Work to complete:
Write out the material again word for word, dropping any images it holds.

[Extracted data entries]
━━━━━━━━━━

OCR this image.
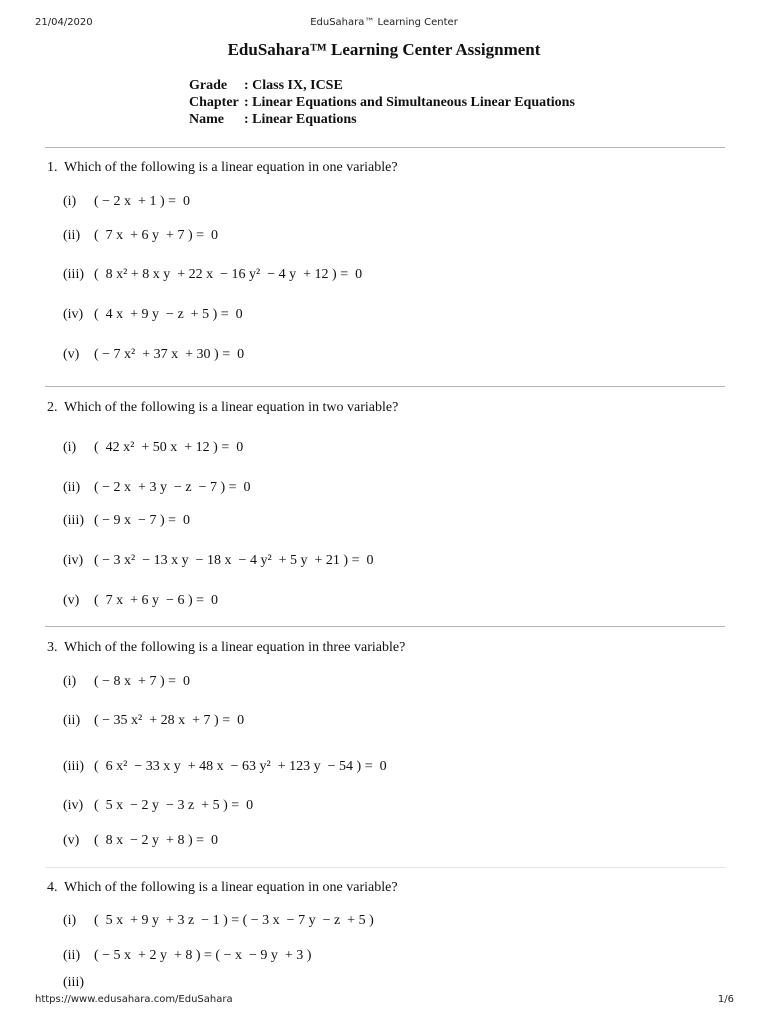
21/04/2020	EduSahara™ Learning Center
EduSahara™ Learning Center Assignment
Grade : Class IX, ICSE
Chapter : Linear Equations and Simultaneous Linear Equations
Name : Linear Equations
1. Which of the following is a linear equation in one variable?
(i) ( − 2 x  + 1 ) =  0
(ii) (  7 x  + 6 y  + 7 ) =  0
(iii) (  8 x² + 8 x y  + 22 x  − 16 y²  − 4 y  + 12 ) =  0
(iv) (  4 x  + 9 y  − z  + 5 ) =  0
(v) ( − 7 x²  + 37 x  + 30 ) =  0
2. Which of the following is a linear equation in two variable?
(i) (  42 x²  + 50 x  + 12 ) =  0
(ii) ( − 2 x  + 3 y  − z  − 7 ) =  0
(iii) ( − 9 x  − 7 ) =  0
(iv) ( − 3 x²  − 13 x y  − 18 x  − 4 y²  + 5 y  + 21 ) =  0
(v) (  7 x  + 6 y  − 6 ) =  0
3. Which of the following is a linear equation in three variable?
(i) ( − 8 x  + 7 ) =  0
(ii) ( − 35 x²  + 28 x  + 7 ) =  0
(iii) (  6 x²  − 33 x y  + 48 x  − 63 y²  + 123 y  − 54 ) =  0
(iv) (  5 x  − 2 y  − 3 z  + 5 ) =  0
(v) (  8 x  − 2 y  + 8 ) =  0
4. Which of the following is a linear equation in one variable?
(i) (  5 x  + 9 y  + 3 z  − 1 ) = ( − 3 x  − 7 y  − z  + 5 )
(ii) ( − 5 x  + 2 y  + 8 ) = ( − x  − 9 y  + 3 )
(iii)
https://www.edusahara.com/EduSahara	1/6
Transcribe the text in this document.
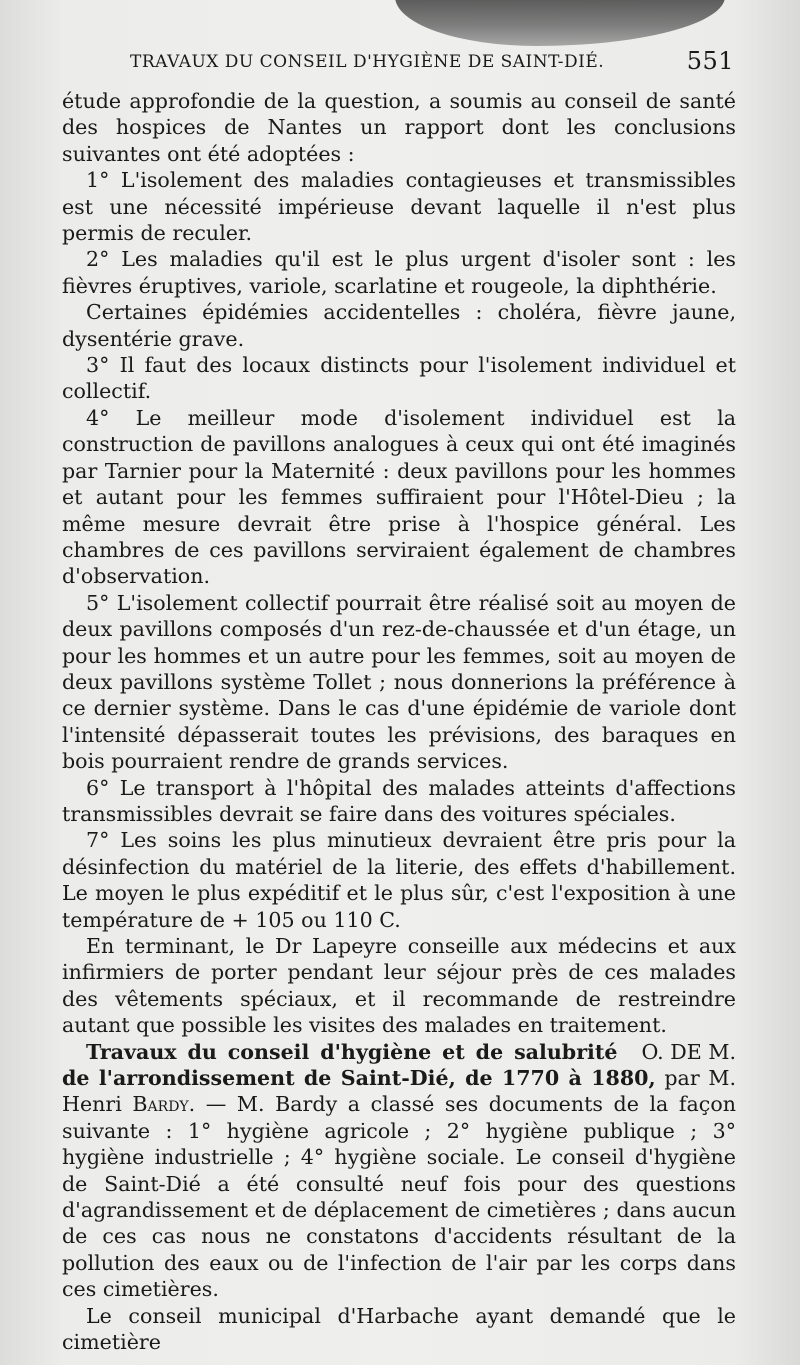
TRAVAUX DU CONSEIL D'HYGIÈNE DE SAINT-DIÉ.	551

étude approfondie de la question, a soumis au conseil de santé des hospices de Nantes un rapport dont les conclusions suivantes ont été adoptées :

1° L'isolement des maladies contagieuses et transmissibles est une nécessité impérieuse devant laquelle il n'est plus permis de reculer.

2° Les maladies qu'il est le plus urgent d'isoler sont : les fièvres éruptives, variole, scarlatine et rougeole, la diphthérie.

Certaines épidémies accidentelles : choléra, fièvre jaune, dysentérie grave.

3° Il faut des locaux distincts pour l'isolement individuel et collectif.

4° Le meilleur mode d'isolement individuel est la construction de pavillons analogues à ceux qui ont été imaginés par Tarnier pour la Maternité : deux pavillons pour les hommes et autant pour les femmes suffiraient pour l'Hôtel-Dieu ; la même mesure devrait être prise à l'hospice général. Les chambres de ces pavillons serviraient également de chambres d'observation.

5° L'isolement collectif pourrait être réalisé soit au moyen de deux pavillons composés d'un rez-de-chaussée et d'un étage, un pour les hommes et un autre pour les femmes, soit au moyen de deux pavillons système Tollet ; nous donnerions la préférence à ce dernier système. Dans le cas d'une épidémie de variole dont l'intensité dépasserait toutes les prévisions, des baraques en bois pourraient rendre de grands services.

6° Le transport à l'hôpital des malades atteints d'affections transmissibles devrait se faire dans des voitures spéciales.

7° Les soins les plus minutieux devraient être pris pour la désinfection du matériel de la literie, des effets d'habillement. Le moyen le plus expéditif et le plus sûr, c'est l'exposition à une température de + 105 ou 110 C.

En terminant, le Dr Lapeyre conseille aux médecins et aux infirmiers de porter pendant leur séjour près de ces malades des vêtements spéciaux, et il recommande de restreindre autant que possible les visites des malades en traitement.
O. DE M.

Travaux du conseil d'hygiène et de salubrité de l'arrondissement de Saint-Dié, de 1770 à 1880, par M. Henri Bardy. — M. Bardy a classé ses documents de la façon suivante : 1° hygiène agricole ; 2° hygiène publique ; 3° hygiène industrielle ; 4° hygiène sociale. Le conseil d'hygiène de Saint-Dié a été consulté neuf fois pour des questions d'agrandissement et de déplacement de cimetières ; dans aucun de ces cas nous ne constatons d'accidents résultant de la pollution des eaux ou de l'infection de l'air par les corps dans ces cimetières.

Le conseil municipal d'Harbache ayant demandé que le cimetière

━━━━━━━━━━

Task output:
OCR this image.
21/04/2020	EduSahara™ Learning Center
EduSahara™ Learning Center Assignment
Grade : Class IX, ICSE
Chapter : Linear Equations and Simultaneous Linear Equations
Name : Linear Equations
1. Which of the following is a linear equation in one variable?
(i) ( − 2 x  + 1 ) =  0
(ii) (  7 x  + 6 y  + 7 ) =  0
(iii) (  8 x² + 8 x y  + 22 x  − 16 y²  − 4 y  + 12 ) =  0
(iv) (  4 x  + 9 y  − z  + 5 ) =  0
(v) ( − 7 x²  + 37 x  + 30 ) =  0
2. Which of the following is a linear equation in two variable?
(i) (  42 x²  + 50 x  + 12 ) =  0
(ii) ( − 2 x  + 3 y  − z  − 7 ) =  0
(iii) ( − 9 x  − 7 ) =  0
(iv) ( − 3 x²  − 13 x y  − 18 x  − 4 y²  + 5 y  + 21 ) =  0
(v) (  7 x  + 6 y  − 6 ) =  0
3. Which of the following is a linear equation in three variable?
(i) ( − 8 x  + 7 ) =  0
(ii) ( − 35 x²  + 28 x  + 7 ) =  0
(iii) (  6 x²  − 33 x y  + 48 x  − 63 y²  + 123 y  − 54 ) =  0
(iv) (  5 x  − 2 y  − 3 z  + 5 ) =  0
(v) (  8 x  − 2 y  + 8 ) =  0
4. Which of the following is a linear equation in one variable?
(i) (  5 x  + 9 y  + 3 z  − 1 ) = ( − 3 x  − 7 y  − z  + 5 )
(ii) ( − 5 x  + 2 y  + 8 ) = ( − x  − 9 y  + 3 )
(iii)
https://www.edusahara.com/EduSahara	1/6
Transcribe the text in this document.
TRAVAUX DU CONSEIL D'HYGIÈNE DE SAINT-DIÉ.	551

étude approfondie de la question, a soumis au conseil de santé des hospices de Nantes un rapport dont les conclusions suivantes ont été adoptées :

1° L'isolement des maladies contagieuses et transmissibles est une nécessité impérieuse devant laquelle il n'est plus permis de reculer.

2° Les maladies qu'il est le plus urgent d'isoler sont : les fièvres éruptives, variole, scarlatine et rougeole, la diphthérie.

Certaines épidémies accidentelles : choléra, fièvre jaune, dysentérie grave.

3° Il faut des locaux distincts pour l'isolement individuel et collectif.

4° Le meilleur mode d'isolement individuel est la construction de pavillons analogues à ceux qui ont été imaginés par Tarnier pour la Maternité : deux pavillons pour les hommes et autant pour les femmes suffiraient pour l'Hôtel-Dieu ; la même mesure devrait être prise à l'hospice général. Les chambres de ces pavillons serviraient également de chambres d'observation.

5° L'isolement collectif pourrait être réalisé soit au moyen de deux pavillons composés d'un rez-de-chaussée et d'un étage, un pour les hommes et un autre pour les femmes, soit au moyen de deux pavillons système Tollet ; nous donnerions la préférence à ce dernier système. Dans le cas d'une épidémie de variole dont l'intensité dépasserait toutes les prévisions, des baraques en bois pourraient rendre de grands services.

6° Le transport à l'hôpital des malades atteints d'affections transmissibles devrait se faire dans des voitures spéciales.

7° Les soins les plus minutieux devraient être pris pour la désinfection du matériel de la literie, des effets d'habillement. Le moyen le plus expéditif et le plus sûr, c'est l'exposition à une température de + 105 ou 110 C.

En terminant, le Dr Lapeyre conseille aux médecins et aux infirmiers de porter pendant leur séjour près de ces malades des vêtements spéciaux, et il recommande de restreindre autant que possible les visites des malades en traitement.
O. DE M.

Travaux du conseil d'hygiène et de salubrité de l'arrondissement de Saint-Dié, de 1770 à 1880, par M. Henri Bardy. — M. Bardy a classé ses documents de la façon suivante : 1° hygiène agricole ; 2° hygiène publique ; 3° hygiène industrielle ; 4° hygiène sociale. Le conseil d'hygiène de Saint-Dié a été consulté neuf fois pour des questions d'agrandissement et de déplacement de cimetières ; dans aucun de ces cas nous ne constatons d'accidents résultant de la pollution des eaux ou de l'infection de l'air par les corps dans ces cimetières.

Le conseil municipal d'Harbache ayant demandé que le cimetière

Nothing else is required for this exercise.